-- BEGIN --

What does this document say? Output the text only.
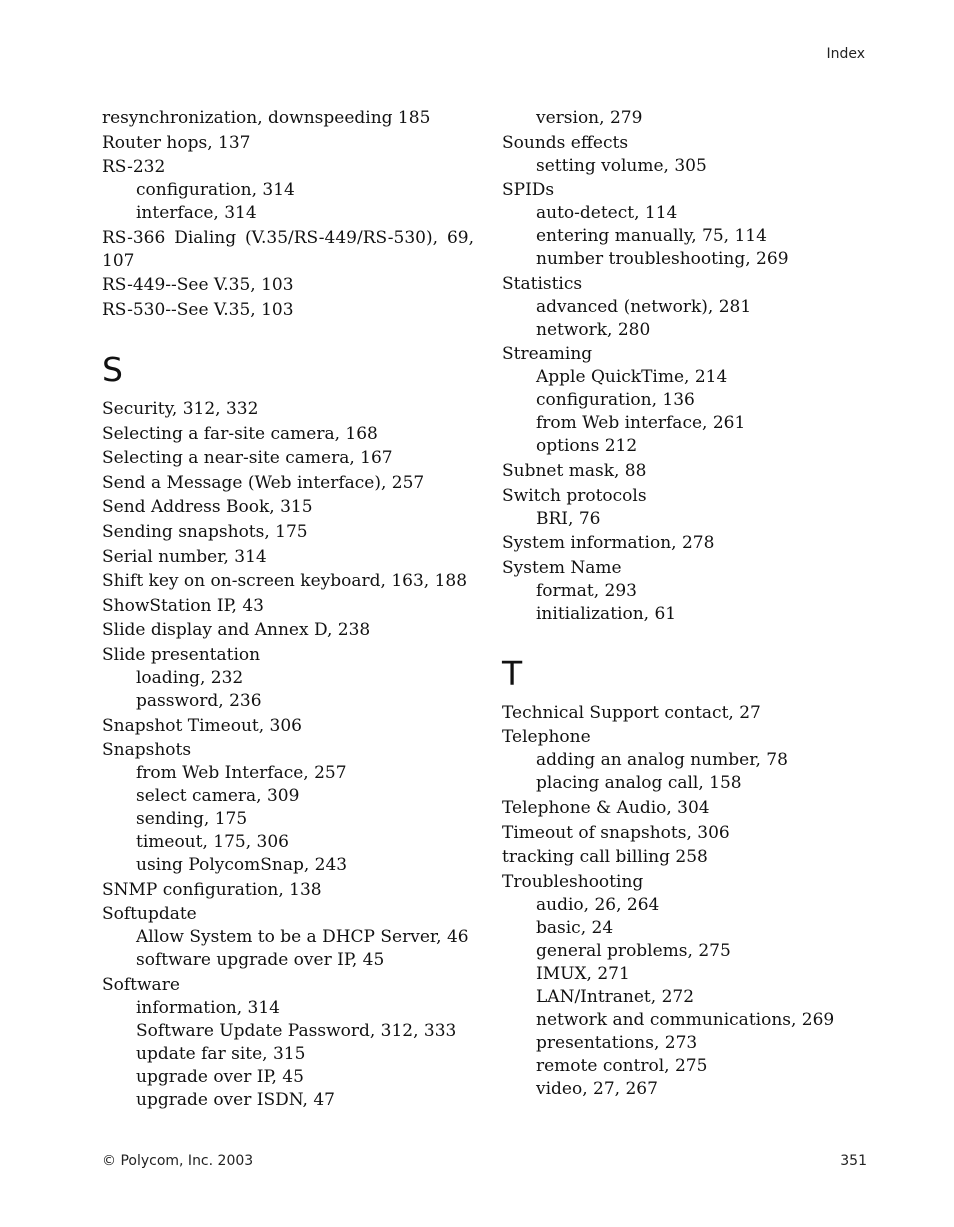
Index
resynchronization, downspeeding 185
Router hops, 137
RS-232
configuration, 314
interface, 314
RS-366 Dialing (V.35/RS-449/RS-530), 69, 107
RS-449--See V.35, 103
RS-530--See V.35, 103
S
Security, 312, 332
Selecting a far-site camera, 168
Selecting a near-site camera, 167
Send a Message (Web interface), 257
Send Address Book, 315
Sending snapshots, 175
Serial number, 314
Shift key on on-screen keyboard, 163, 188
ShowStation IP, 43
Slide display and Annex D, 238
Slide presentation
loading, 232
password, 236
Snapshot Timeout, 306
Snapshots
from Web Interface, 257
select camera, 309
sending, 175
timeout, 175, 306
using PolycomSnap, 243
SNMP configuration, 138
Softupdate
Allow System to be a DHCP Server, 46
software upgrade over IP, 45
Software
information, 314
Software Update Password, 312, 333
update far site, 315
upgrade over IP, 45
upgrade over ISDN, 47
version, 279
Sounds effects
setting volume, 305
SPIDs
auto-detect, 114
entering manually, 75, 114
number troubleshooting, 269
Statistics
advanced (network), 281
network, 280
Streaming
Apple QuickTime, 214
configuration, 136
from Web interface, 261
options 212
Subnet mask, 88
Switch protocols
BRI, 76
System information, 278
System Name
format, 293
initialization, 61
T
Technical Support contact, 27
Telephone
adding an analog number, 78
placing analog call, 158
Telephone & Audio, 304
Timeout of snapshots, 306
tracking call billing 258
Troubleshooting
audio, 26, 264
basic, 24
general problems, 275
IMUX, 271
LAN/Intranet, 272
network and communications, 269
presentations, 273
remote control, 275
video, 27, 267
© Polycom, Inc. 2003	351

-- END --
-- BEGIN --

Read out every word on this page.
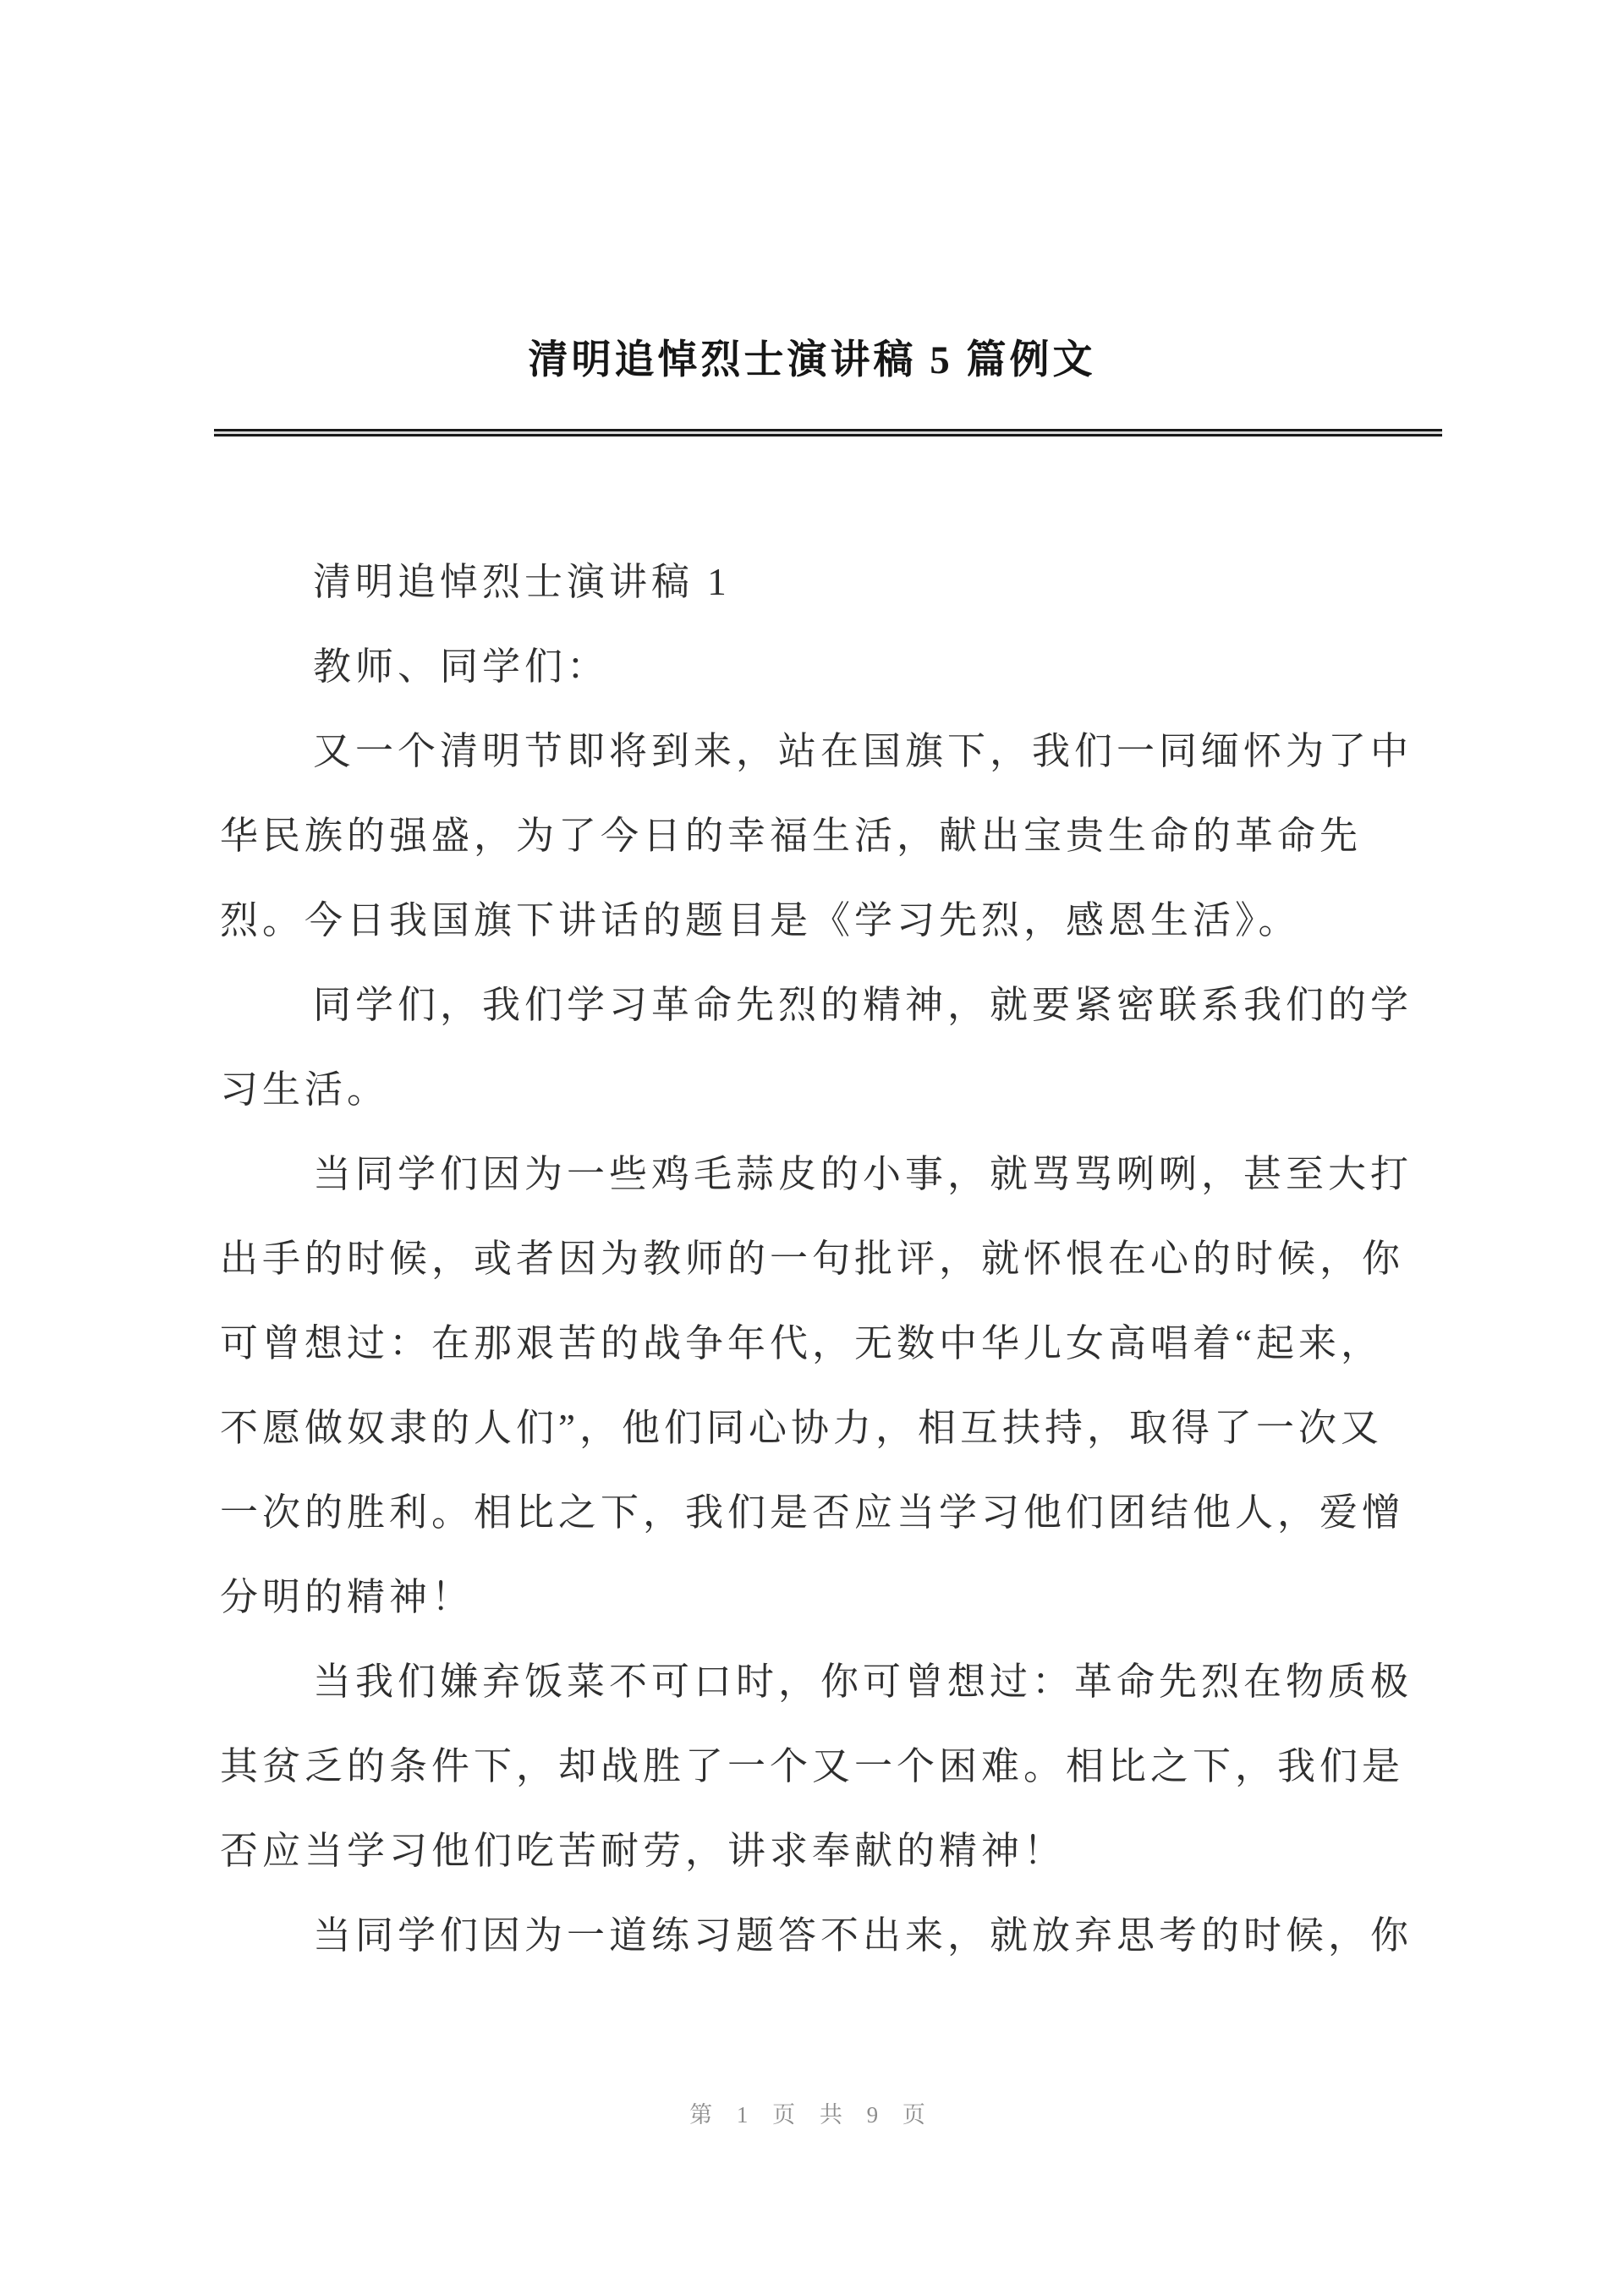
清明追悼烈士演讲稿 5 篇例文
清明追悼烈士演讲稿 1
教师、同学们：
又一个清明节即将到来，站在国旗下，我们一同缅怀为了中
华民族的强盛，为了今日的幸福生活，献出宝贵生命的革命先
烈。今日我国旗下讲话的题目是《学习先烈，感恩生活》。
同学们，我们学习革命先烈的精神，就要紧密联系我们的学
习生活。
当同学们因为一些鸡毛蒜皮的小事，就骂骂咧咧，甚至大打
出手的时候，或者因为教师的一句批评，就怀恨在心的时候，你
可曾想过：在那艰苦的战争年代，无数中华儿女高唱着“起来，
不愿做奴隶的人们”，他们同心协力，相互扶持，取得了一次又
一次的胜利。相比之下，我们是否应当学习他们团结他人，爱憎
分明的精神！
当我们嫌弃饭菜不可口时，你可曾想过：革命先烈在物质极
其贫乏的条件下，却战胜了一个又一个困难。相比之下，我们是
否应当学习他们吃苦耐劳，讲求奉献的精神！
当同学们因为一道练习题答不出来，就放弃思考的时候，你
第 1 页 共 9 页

-- END --
-- BEGIN --

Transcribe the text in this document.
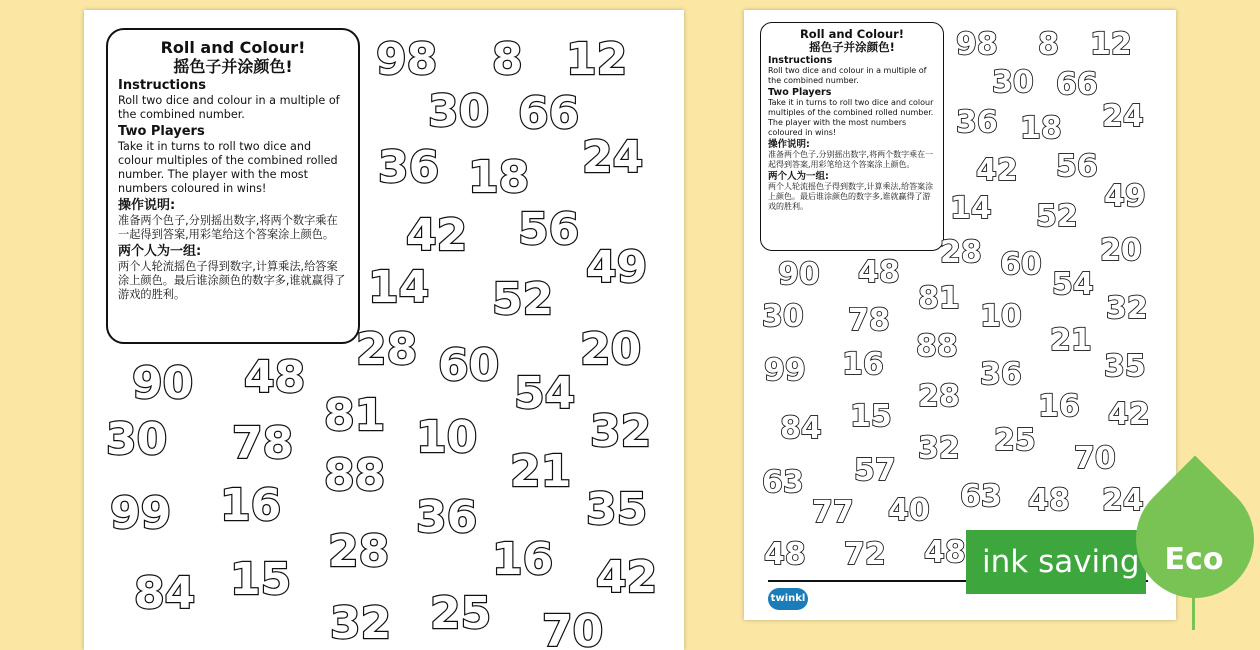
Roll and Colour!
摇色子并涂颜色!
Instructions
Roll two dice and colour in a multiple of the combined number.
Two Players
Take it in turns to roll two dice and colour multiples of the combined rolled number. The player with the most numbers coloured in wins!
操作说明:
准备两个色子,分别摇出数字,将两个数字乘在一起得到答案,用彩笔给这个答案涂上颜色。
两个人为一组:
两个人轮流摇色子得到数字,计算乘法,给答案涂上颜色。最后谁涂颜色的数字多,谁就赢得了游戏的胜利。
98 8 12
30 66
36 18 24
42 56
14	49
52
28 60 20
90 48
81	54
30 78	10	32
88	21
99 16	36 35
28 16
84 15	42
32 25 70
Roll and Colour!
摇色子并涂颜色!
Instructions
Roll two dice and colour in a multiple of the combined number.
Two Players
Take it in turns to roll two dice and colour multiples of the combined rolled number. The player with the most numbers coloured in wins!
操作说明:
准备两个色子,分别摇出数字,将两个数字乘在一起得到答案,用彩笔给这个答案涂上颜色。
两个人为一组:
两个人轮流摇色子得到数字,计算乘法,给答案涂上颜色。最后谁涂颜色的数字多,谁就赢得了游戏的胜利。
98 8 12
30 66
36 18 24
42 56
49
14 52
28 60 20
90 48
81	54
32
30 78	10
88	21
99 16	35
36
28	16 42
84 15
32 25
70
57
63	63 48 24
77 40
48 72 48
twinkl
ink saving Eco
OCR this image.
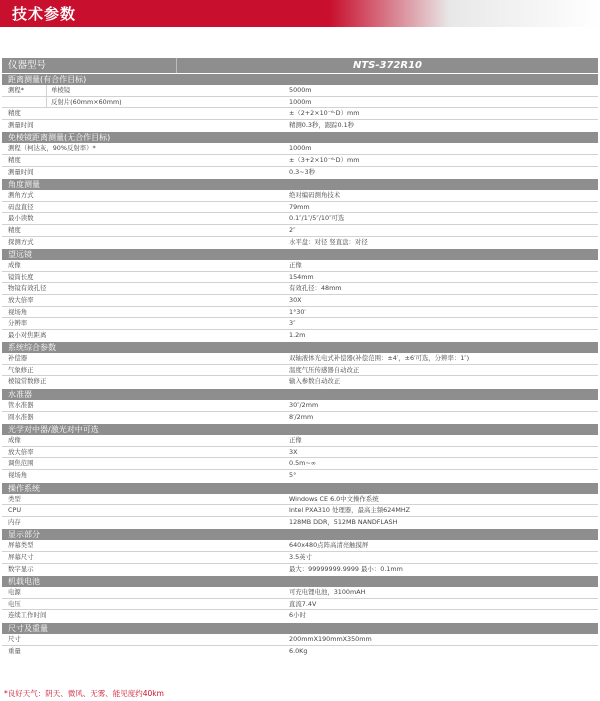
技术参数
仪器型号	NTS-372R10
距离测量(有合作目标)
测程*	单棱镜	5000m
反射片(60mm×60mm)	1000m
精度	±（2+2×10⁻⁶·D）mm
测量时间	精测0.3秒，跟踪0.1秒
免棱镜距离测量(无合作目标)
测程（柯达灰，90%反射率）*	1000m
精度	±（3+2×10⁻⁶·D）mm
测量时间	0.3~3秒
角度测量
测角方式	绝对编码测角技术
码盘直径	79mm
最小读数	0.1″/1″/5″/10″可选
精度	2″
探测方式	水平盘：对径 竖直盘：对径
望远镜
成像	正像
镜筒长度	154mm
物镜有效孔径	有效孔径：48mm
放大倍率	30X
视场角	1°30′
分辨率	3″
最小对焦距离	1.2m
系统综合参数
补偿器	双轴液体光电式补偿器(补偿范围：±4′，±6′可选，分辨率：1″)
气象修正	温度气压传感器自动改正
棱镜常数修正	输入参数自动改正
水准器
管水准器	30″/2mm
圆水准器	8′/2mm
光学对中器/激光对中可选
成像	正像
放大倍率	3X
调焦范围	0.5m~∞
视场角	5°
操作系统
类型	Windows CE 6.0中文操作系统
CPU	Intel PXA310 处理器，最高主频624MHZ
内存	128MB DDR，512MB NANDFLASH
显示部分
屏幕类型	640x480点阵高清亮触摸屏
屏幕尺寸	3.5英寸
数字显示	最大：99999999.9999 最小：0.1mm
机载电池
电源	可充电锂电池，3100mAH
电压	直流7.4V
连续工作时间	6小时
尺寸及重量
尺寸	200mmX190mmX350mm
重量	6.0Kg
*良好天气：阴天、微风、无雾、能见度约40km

-- END --

**WHAT NEEDS TO BE DONE:**
Of the lines in the entries above, how many include "Selecting"? Only the number should be given.

**EXERCISE RESULT:**
2